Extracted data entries
:::::

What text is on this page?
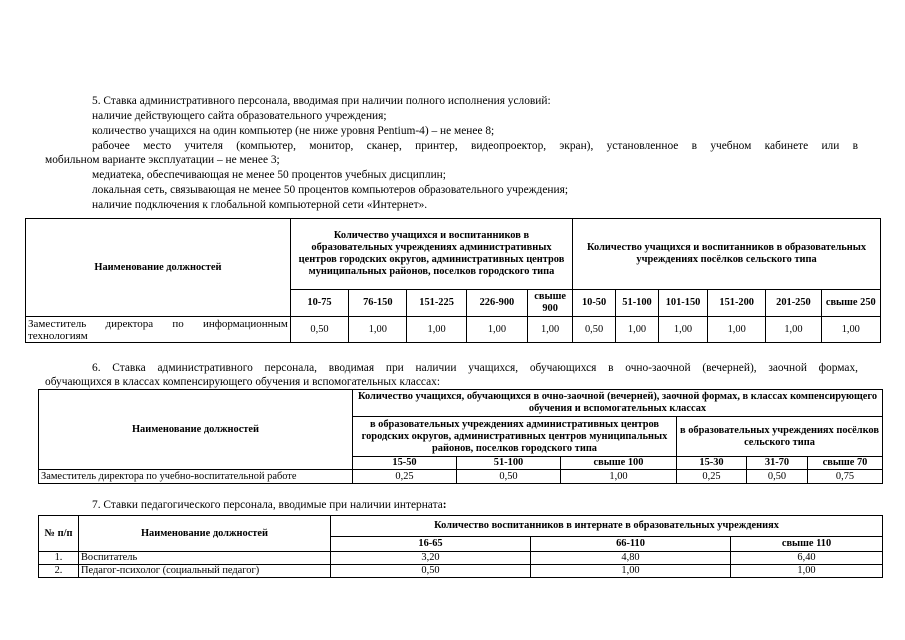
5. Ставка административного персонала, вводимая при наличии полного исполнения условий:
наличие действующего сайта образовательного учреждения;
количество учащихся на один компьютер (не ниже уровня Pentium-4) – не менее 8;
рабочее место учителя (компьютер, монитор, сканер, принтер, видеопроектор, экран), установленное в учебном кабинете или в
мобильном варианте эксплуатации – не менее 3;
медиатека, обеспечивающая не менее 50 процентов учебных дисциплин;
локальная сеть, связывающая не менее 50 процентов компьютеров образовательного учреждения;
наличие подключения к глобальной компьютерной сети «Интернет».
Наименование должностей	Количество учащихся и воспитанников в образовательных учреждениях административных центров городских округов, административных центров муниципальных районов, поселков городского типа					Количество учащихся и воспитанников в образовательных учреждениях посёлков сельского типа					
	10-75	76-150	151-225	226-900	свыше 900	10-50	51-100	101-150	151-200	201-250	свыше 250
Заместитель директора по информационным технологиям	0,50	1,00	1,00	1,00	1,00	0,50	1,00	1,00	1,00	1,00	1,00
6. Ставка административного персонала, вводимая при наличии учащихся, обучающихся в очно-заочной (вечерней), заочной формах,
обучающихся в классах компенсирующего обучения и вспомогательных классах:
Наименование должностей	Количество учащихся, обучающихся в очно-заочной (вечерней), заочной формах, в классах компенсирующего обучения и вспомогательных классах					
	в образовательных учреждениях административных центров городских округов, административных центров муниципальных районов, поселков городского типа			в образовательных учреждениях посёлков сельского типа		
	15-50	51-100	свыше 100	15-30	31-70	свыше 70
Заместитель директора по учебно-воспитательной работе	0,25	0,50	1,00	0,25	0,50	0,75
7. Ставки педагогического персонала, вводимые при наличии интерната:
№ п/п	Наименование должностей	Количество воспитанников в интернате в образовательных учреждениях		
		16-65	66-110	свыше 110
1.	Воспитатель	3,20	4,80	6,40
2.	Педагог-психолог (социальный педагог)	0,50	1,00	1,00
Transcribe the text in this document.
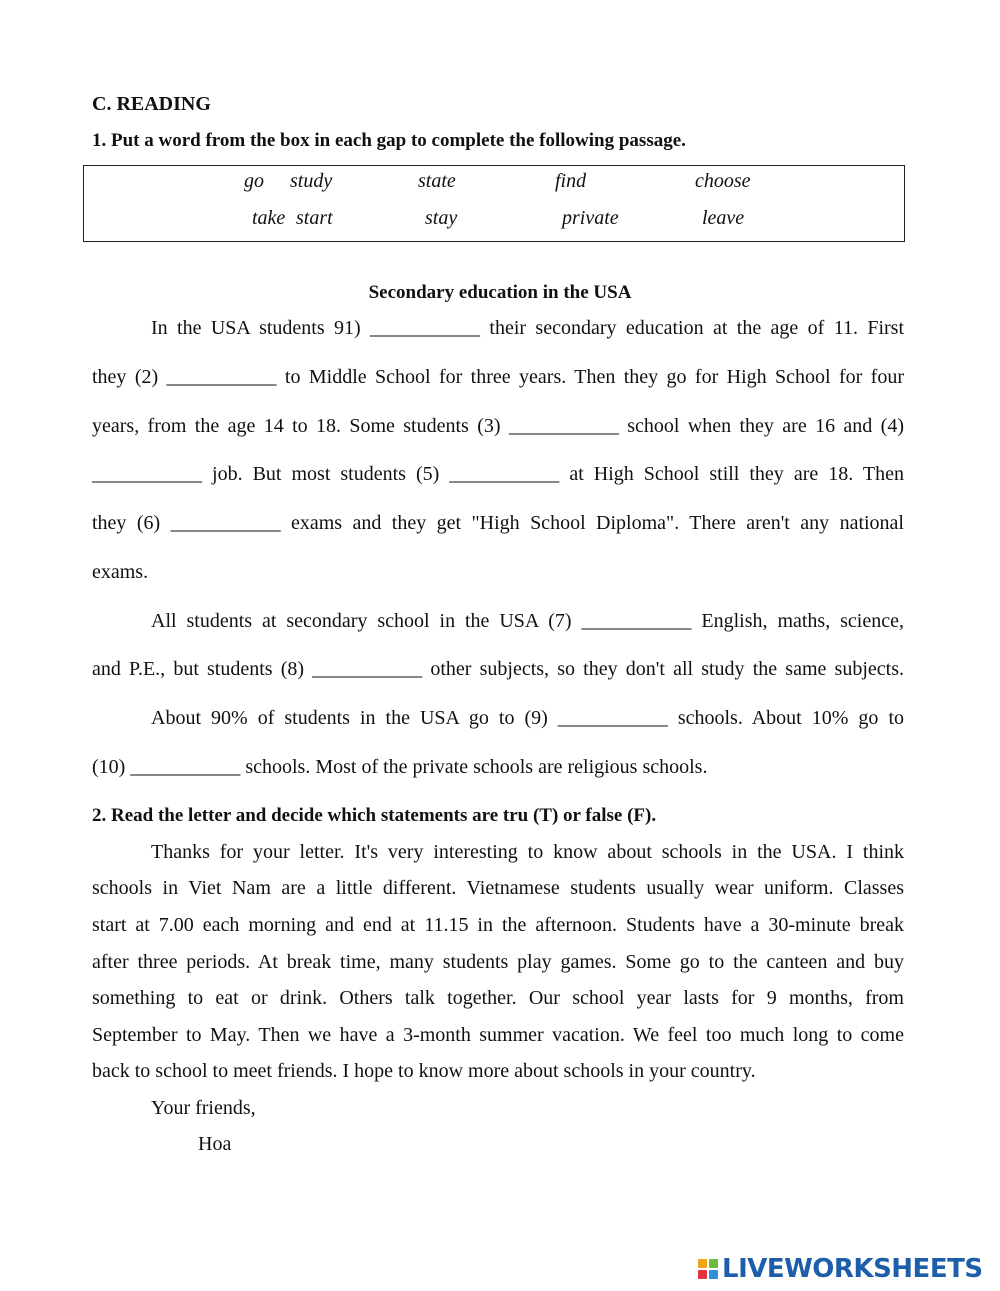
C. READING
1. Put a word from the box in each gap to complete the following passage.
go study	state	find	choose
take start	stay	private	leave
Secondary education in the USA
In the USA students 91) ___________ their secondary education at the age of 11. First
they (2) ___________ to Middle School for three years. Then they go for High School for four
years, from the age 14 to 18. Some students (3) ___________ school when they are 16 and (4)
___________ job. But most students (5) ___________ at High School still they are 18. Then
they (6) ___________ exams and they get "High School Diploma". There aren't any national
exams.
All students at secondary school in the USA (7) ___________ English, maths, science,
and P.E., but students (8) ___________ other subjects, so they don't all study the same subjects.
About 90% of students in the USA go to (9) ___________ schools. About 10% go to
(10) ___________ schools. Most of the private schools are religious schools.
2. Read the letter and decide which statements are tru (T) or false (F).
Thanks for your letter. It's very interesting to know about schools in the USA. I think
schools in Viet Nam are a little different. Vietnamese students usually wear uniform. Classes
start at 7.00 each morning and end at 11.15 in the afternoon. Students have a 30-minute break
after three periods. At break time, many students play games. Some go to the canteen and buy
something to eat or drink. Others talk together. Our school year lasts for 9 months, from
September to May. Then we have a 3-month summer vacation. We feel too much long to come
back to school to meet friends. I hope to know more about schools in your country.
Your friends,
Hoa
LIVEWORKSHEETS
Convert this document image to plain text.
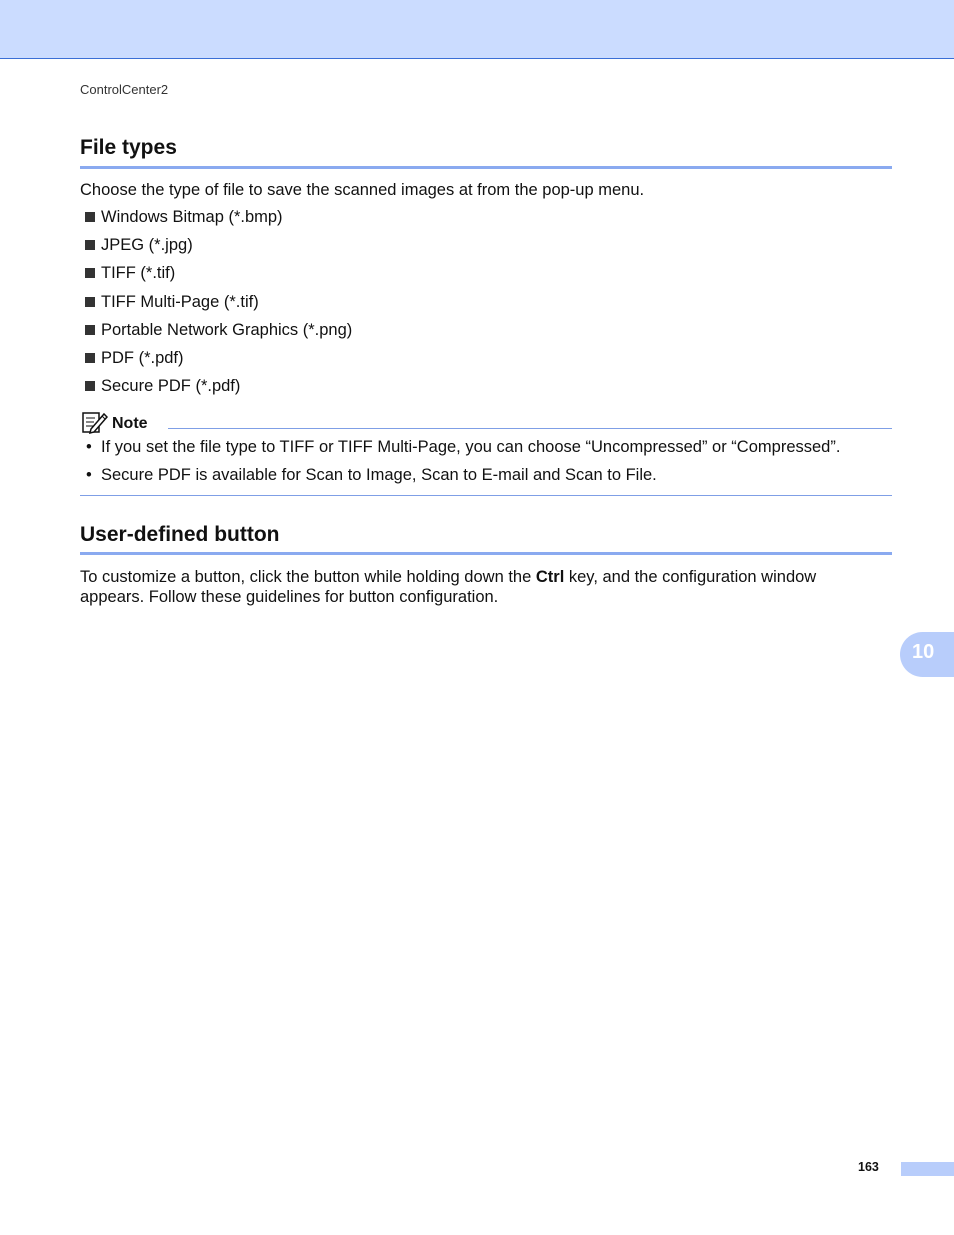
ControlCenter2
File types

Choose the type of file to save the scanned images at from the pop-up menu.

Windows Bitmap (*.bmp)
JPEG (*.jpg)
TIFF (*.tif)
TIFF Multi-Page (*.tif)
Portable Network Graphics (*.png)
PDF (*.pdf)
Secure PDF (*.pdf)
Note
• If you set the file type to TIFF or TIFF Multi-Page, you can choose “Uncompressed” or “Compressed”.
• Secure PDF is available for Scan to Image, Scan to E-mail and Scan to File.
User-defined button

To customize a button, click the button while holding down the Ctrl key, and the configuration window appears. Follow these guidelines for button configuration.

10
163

:::::

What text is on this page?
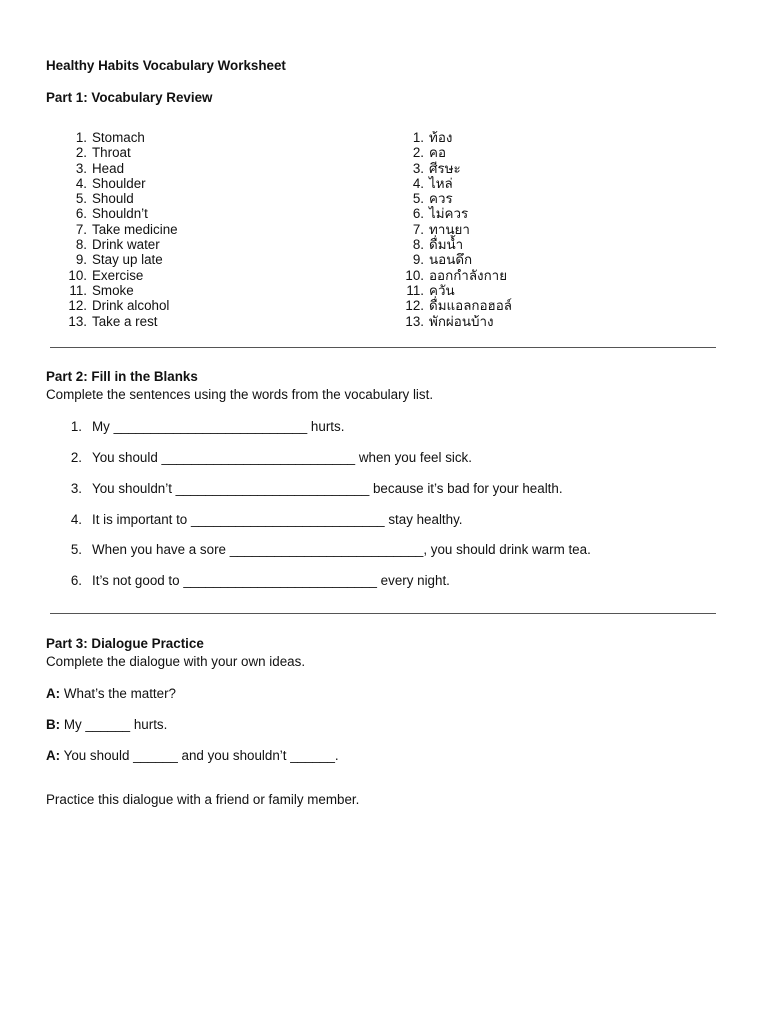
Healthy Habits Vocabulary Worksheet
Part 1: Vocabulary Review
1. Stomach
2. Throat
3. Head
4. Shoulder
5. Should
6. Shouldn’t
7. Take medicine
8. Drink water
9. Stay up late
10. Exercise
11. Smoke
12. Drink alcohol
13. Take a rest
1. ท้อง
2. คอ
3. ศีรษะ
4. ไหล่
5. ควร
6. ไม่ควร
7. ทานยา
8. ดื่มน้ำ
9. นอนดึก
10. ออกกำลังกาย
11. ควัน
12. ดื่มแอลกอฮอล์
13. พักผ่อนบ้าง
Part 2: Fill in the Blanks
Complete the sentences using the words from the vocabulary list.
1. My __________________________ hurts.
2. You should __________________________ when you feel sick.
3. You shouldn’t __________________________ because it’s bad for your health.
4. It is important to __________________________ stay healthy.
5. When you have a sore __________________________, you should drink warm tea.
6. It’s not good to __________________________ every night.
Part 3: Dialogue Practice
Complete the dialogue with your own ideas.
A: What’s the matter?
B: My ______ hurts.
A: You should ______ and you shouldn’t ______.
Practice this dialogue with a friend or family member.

:::::

**Given instruction:** Filter the listing for the word "сельского" and copy every line that holds it.

**Reply:**
Наименование должностей	Количество учащихся и воспитанников в образовательных учреждениях административных центров городских округов, административных центров муниципальных районов, поселков городского типа					Количество учащихся и воспитанников в образовательных учреждениях посёлков сельского типа					
	в образовательных учреждениях административных центров городских округов, административных центров муниципальных районов, поселков городского типа			в образовательных учреждениях посёлков сельского типа		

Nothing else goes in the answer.